### Task to complete
Return each row below that contains the string "scrollbar", copied in full. Case counts.

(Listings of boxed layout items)

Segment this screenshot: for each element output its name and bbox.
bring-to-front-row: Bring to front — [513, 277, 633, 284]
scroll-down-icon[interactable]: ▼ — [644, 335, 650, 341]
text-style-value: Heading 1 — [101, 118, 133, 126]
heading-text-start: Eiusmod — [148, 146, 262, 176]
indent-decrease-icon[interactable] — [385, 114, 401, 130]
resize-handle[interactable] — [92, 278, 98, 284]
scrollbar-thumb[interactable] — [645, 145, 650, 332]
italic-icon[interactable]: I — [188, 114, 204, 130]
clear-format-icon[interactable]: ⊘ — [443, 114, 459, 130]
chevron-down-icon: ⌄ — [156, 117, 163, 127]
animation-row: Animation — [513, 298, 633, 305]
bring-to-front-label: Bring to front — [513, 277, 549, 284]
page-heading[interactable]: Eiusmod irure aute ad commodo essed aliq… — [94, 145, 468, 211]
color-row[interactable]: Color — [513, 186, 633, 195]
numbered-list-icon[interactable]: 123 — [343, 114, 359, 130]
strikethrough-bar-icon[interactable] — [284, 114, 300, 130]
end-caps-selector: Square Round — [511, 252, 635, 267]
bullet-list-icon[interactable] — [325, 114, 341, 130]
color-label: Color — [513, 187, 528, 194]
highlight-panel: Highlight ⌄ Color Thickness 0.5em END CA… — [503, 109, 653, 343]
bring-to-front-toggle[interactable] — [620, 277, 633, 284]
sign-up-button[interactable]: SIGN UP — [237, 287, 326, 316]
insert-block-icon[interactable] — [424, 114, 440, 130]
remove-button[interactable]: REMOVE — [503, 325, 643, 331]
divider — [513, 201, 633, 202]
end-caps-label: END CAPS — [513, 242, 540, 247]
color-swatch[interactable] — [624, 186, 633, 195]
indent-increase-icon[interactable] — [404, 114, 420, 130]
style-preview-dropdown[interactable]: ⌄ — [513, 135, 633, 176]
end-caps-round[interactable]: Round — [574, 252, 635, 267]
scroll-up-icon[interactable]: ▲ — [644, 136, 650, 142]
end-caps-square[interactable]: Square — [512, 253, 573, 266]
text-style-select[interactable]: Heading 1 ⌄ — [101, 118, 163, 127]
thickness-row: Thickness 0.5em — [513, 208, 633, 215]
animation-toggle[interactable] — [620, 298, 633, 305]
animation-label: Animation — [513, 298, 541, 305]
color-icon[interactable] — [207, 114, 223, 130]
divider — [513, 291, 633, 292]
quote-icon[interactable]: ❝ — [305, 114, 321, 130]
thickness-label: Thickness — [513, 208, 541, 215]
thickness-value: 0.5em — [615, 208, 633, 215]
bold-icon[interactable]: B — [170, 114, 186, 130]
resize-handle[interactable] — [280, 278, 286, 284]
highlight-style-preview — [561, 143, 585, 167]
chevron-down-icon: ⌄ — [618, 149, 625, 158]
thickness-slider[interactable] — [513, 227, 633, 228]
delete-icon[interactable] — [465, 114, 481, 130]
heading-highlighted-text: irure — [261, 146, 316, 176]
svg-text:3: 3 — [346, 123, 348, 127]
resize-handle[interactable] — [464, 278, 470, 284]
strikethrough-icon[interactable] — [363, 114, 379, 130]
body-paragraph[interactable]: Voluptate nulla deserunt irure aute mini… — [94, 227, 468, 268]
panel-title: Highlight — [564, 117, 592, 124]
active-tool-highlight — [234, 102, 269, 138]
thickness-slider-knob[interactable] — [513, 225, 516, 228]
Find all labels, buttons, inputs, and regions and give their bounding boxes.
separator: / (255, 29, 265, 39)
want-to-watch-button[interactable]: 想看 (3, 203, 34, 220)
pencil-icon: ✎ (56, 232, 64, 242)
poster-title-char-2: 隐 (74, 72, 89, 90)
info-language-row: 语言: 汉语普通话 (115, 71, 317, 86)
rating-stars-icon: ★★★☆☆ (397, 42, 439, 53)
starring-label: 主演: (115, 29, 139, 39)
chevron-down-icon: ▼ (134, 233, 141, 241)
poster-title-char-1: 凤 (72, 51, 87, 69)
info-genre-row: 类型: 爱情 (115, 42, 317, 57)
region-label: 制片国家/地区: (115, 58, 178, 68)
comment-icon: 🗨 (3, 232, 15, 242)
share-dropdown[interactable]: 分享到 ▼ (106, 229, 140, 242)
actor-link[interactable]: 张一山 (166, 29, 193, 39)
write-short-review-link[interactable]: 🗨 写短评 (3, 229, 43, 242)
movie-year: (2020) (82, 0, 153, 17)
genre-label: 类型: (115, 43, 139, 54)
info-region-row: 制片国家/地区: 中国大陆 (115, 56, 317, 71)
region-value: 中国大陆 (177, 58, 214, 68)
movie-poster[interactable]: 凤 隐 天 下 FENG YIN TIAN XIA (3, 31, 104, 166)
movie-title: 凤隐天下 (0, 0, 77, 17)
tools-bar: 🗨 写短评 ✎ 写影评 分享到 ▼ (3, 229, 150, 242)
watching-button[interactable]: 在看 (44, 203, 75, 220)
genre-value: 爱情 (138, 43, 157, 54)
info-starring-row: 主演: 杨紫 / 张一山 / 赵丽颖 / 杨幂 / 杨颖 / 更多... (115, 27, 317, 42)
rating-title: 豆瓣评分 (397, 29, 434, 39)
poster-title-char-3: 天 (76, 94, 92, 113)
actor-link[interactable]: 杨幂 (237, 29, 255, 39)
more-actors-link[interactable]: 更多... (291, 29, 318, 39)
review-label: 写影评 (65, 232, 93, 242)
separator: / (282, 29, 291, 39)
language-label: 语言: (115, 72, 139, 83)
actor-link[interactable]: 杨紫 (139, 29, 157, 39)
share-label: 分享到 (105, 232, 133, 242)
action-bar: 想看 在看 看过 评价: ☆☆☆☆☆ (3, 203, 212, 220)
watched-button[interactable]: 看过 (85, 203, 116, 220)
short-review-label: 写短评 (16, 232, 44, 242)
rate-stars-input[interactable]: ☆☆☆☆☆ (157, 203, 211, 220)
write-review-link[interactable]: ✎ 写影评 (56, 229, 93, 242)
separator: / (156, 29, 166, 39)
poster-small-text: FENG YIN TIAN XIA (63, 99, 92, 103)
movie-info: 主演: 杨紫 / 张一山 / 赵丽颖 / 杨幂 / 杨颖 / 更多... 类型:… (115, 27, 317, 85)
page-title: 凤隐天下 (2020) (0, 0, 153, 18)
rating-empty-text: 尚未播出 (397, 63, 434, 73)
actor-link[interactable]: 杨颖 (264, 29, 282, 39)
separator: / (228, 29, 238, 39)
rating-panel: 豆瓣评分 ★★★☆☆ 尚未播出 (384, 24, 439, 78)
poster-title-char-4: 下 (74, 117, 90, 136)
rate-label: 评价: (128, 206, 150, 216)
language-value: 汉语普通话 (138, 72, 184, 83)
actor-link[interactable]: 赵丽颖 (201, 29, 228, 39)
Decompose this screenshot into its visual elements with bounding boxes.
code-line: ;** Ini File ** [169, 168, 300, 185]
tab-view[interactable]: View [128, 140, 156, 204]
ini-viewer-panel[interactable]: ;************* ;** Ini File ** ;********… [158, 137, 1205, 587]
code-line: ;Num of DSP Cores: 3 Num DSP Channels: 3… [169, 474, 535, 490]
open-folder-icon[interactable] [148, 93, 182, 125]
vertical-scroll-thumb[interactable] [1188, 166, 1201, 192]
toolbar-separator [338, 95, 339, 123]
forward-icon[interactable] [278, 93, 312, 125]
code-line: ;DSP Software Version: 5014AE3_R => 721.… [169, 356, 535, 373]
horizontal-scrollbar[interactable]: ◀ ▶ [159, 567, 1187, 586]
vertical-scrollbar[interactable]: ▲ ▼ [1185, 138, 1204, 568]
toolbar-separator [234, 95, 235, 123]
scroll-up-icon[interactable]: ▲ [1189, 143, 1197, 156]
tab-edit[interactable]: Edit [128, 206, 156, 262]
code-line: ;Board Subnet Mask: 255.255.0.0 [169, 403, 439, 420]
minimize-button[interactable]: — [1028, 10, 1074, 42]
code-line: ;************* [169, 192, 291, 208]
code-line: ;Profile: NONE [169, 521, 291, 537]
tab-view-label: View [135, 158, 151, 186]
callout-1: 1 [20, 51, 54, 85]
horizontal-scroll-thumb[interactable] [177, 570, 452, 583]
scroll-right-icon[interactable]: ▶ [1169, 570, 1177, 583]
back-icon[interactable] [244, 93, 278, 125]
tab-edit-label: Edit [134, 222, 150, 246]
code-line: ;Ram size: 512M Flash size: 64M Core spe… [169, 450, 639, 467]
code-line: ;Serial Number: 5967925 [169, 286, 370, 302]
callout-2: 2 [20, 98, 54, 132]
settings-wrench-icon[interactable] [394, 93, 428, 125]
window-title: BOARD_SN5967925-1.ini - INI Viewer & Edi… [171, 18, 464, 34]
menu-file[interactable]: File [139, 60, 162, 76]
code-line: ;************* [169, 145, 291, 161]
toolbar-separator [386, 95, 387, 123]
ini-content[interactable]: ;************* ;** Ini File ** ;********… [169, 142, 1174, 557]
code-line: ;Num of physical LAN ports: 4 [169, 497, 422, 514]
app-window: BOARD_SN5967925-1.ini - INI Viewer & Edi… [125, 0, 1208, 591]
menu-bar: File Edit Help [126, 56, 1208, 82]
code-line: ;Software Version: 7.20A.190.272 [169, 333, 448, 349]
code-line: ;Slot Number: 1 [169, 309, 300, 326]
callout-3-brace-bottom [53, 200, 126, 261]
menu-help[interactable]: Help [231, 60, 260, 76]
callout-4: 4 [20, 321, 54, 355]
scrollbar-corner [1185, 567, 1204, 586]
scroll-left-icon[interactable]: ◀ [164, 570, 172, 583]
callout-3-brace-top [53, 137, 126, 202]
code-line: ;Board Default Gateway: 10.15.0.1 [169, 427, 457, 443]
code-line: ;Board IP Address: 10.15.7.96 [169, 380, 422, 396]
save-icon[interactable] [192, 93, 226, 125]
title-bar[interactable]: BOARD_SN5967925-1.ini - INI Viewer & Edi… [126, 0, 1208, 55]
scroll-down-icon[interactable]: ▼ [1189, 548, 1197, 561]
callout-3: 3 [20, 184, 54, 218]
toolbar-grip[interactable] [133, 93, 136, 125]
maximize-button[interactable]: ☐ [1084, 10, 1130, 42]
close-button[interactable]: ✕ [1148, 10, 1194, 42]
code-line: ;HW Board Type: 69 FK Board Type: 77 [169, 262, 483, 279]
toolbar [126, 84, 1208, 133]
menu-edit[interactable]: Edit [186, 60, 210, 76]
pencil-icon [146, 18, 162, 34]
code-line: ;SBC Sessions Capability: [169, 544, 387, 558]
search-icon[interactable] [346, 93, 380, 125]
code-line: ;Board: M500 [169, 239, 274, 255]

### Worked answer
scrollbar-thumb[interactable] — [645, 145, 650, 332]
horizontal-scrollbar[interactable]: ◀ ▶ [159, 567, 1187, 586]
vertical-scrollbar[interactable]: ▲ ▼ [1185, 138, 1204, 568]
scrollbar-corner [1185, 567, 1204, 586]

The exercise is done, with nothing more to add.